* **INSTRUCTIONS TO FOLLOW**
Using the listing below, select the lines with the word "månad" and copy them.

#### DATA SUPPLIED

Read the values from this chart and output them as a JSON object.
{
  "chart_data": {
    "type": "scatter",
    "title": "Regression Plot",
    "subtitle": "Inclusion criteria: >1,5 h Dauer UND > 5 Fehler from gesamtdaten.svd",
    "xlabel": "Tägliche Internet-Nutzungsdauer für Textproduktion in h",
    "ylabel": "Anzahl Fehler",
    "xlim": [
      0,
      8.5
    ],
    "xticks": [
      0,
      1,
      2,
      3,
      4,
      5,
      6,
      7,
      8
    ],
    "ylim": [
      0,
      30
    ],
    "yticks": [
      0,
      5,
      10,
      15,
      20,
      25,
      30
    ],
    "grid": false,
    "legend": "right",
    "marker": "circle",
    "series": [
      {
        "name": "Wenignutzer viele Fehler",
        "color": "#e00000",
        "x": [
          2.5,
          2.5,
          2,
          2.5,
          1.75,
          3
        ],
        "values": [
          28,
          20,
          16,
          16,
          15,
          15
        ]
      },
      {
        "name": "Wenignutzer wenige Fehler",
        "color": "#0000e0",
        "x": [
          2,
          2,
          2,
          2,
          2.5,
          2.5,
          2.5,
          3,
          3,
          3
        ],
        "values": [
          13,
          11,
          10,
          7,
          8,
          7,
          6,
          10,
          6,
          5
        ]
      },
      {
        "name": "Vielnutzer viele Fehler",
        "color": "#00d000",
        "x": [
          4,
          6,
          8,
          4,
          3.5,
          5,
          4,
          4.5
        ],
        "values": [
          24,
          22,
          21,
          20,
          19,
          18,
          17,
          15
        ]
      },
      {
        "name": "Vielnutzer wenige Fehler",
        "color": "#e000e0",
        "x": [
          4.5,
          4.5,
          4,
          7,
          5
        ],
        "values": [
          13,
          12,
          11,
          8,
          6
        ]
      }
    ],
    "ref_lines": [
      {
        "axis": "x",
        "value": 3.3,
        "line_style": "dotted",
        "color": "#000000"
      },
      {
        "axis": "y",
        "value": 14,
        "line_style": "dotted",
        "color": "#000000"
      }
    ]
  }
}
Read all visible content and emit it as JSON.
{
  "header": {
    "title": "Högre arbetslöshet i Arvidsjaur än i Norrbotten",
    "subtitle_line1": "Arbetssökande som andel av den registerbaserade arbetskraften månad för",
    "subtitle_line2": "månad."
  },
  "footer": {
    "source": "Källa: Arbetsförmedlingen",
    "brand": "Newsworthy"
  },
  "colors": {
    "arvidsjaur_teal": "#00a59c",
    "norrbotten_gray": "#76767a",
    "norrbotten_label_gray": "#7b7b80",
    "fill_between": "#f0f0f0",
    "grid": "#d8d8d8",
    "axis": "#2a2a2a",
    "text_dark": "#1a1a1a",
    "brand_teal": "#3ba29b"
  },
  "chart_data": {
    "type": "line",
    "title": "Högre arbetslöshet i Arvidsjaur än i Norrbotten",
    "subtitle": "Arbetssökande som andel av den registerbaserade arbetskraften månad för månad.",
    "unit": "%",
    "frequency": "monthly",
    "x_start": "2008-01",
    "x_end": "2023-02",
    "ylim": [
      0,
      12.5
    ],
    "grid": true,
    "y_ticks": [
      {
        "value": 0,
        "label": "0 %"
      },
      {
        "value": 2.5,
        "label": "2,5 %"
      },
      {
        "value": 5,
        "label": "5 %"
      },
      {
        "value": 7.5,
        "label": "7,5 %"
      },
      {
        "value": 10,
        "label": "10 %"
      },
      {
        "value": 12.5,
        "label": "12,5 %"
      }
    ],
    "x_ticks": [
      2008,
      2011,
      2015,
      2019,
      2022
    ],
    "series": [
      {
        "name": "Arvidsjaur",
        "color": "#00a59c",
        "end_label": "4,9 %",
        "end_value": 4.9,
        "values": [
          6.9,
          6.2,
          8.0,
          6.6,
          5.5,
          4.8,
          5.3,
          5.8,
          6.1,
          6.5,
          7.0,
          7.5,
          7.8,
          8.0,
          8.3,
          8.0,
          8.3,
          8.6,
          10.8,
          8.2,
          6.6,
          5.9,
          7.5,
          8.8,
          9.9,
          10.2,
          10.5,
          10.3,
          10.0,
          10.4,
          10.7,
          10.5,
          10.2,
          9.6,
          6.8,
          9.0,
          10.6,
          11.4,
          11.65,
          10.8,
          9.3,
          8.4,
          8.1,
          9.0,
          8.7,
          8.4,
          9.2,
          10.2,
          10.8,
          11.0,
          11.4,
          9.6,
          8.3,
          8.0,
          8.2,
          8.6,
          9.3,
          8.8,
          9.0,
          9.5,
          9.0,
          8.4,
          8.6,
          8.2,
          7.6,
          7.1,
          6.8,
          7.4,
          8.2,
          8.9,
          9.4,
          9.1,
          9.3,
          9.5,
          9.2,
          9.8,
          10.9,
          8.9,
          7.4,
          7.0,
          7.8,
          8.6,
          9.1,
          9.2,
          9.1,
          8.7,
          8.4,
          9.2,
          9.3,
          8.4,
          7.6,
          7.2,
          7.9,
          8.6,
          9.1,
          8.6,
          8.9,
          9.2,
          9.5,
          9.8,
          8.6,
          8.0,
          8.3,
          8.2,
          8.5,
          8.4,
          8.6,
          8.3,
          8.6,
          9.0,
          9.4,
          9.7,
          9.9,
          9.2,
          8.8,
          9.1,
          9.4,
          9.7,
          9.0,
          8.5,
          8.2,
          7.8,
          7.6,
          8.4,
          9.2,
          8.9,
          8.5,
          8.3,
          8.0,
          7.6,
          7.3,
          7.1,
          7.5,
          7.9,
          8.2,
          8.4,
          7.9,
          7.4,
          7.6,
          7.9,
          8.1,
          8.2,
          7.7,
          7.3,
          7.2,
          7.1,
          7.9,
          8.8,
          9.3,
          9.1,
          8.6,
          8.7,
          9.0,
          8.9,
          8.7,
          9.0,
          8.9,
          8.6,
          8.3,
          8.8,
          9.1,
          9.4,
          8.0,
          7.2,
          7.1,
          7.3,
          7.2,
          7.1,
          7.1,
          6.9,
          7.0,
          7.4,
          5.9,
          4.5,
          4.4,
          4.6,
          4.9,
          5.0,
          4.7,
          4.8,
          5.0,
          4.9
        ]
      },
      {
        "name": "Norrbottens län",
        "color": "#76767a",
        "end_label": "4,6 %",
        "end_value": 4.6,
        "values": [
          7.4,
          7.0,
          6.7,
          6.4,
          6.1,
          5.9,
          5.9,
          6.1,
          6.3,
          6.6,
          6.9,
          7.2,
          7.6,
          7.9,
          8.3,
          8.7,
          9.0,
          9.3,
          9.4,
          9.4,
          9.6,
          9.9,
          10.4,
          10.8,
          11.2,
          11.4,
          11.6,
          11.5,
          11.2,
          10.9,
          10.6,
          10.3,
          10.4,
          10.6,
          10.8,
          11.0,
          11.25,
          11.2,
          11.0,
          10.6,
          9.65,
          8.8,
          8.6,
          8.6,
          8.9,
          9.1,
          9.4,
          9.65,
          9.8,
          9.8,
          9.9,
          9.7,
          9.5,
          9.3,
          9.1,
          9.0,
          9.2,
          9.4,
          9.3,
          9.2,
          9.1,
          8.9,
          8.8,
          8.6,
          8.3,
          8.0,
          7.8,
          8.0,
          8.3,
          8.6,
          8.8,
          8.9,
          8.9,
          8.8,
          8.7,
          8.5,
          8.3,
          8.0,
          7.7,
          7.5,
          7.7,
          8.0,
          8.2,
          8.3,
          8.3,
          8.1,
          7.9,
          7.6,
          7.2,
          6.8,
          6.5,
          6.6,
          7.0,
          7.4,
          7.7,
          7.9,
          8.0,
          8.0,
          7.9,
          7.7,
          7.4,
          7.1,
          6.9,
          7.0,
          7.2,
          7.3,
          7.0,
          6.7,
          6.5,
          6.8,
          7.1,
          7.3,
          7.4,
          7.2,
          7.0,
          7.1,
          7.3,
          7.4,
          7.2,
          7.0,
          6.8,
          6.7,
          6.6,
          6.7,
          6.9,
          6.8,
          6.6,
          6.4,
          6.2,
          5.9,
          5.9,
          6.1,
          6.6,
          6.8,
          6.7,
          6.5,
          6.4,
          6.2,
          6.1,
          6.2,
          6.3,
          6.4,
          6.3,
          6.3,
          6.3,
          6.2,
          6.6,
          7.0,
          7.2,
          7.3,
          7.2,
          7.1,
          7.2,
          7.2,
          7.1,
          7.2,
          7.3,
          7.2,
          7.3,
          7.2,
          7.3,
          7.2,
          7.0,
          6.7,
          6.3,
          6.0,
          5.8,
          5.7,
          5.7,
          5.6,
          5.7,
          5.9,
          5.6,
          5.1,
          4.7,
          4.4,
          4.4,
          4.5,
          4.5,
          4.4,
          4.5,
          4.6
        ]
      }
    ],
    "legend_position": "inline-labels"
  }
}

########

* **EXERCISE ANSWER**
    "subtitle_line1": "Arbetssökande som andel av den registerbaserade arbetskraften månad för",
    "subtitle_line2": "månad."
    "subtitle": "Arbetssökande som andel av den registerbaserade arbetskraften månad för månad.",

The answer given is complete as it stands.